**Exercise:** Identify the lines bearing the string "Daily" and gather them.

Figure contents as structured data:
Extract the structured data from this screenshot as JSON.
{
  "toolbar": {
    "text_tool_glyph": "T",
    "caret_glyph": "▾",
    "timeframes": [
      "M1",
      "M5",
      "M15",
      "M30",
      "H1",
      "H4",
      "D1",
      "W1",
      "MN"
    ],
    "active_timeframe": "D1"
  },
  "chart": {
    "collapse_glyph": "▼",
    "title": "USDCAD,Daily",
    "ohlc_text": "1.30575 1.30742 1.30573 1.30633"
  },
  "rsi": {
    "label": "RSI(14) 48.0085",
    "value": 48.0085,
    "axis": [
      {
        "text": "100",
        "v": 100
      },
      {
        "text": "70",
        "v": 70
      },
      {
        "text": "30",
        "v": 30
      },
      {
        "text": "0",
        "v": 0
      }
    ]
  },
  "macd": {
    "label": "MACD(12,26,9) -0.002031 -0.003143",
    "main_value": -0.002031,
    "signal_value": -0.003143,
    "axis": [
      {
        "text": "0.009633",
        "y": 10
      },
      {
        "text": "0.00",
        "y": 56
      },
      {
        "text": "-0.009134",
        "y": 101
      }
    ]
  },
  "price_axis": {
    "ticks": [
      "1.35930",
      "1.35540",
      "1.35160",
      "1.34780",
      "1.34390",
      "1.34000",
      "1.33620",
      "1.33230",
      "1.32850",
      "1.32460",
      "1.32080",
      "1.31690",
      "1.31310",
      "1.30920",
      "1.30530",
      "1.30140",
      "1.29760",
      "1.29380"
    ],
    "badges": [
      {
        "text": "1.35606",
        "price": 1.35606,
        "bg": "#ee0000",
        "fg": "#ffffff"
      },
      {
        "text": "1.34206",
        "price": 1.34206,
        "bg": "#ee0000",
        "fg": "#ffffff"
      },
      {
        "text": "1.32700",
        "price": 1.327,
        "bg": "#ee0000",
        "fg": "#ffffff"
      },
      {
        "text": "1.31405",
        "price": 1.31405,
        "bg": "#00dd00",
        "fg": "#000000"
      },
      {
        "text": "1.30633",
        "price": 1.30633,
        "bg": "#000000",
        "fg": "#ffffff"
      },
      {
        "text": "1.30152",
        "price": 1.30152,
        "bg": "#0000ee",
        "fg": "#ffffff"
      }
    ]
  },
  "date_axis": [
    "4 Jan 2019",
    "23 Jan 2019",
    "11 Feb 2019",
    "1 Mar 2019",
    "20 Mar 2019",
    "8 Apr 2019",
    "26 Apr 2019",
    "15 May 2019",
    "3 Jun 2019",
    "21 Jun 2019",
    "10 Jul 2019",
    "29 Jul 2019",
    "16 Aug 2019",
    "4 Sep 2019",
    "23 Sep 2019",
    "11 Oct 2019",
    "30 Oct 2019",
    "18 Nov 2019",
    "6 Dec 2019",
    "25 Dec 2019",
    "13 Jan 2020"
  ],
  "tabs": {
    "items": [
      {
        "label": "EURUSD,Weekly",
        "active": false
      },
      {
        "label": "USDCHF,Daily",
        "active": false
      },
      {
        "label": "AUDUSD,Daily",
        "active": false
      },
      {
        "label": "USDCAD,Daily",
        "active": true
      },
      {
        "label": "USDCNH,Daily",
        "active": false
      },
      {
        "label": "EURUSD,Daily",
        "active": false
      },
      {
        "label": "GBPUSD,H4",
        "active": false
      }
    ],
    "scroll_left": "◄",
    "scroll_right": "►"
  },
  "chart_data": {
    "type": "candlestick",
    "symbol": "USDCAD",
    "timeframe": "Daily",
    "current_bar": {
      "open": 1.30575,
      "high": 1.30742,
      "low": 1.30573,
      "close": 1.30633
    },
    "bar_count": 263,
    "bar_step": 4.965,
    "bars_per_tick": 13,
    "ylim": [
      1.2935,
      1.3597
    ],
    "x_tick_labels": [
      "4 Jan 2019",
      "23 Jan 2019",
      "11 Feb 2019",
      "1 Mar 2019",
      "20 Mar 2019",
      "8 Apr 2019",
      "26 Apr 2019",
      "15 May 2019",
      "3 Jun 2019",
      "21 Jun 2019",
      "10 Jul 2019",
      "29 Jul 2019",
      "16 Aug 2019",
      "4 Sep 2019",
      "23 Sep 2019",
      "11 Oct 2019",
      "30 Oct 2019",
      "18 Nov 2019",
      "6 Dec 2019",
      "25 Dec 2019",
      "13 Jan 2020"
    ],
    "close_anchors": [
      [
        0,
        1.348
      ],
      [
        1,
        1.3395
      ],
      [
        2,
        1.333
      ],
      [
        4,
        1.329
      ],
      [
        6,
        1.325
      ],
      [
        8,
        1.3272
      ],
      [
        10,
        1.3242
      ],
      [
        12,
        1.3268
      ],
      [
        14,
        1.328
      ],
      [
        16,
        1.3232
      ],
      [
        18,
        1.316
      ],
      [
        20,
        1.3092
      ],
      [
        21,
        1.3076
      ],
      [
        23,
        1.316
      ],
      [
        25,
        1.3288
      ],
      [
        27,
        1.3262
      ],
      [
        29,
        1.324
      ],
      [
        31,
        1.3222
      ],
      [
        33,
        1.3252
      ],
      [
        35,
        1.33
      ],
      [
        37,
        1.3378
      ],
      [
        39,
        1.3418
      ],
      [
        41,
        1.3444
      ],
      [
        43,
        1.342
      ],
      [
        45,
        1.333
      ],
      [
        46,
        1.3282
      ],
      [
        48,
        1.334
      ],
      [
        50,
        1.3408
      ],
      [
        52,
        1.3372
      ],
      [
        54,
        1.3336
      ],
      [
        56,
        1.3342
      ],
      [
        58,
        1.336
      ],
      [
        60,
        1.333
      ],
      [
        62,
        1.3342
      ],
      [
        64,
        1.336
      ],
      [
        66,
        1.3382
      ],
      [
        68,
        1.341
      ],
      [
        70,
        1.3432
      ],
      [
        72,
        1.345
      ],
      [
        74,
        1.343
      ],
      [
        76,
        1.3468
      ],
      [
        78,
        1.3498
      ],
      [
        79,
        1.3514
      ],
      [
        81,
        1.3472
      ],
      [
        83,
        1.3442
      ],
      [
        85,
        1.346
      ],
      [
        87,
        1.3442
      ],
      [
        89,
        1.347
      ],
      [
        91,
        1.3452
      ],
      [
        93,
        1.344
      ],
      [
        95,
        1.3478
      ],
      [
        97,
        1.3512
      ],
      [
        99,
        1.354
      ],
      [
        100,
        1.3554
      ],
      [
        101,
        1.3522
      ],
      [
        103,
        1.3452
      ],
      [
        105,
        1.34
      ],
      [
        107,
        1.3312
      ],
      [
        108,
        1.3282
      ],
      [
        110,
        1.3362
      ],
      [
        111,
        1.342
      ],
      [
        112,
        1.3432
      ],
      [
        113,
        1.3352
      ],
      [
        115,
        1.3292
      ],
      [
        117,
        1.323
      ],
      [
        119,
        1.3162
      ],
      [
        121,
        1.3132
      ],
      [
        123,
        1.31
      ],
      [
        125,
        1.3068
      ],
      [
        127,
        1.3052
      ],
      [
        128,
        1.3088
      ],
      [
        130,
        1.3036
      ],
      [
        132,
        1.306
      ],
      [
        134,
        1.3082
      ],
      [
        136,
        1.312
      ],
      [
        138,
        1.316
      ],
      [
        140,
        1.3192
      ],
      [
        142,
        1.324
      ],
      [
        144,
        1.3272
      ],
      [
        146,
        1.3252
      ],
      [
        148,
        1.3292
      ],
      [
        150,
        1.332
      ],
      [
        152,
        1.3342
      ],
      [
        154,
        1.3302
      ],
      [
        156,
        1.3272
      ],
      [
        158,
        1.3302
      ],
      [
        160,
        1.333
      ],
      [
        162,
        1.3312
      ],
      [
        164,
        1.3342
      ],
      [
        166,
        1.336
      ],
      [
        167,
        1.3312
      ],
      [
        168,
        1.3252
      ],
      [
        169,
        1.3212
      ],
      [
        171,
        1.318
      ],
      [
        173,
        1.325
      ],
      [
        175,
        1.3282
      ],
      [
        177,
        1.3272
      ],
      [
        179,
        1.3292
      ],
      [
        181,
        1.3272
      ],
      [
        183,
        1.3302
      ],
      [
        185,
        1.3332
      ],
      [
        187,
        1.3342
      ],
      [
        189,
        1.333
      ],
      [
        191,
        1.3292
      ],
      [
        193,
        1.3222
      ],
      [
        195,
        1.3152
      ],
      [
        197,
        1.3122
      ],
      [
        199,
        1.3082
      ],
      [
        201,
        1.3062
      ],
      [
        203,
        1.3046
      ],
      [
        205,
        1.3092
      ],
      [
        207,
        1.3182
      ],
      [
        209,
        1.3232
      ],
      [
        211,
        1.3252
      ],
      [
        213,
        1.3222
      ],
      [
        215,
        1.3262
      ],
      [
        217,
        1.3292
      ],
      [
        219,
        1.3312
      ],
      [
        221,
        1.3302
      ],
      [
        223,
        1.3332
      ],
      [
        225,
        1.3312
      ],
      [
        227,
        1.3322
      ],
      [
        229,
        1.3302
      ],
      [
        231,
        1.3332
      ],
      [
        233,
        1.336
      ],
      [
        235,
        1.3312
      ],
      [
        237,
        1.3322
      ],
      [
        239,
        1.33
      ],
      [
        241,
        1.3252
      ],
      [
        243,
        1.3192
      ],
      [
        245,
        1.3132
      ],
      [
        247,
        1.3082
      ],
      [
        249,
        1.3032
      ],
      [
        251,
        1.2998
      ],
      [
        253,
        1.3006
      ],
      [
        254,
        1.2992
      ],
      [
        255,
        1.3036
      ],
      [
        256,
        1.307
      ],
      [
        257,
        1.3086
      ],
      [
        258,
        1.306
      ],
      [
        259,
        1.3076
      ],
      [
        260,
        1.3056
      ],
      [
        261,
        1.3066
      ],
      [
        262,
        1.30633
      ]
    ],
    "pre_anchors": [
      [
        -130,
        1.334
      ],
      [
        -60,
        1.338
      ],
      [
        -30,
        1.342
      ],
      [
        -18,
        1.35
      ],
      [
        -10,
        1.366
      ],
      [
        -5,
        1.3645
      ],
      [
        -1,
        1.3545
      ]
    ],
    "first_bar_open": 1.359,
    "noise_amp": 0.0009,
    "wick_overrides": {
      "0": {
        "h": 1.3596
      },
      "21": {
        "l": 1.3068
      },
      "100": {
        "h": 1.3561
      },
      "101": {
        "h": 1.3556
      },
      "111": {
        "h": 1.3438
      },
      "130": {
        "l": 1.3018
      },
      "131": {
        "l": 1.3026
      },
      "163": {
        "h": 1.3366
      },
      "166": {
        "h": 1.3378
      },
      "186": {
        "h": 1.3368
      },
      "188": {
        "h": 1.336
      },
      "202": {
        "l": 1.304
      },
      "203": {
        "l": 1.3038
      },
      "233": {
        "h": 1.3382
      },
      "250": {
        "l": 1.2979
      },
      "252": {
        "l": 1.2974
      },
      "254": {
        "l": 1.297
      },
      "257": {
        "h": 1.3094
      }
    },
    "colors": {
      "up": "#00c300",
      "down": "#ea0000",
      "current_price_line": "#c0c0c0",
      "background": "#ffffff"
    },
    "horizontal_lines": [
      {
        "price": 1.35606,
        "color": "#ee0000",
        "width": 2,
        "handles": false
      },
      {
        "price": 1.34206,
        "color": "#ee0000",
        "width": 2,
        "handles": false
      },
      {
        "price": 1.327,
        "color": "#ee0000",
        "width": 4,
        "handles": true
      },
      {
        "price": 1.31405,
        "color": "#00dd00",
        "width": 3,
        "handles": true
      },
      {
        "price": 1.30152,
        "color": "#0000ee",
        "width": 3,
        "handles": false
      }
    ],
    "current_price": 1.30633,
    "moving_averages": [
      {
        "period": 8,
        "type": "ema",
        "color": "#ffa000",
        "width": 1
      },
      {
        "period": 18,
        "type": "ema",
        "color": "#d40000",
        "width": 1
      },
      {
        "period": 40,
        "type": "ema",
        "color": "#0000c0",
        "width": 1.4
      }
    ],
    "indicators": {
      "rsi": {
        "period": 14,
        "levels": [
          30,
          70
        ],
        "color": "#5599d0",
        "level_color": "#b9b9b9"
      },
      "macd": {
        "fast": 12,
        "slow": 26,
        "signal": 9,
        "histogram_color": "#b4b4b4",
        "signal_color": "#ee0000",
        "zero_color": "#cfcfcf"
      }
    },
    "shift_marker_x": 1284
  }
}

**Answer to this problem:**
    "title": "USDCAD,Daily",
        "label": "USDCHF,Daily",
        "label": "AUDUSD,Daily",
        "label": "USDCAD,Daily",
        "label": "USDCNH,Daily",
        "label": "EURUSD,Daily",
    "timeframe": "Daily",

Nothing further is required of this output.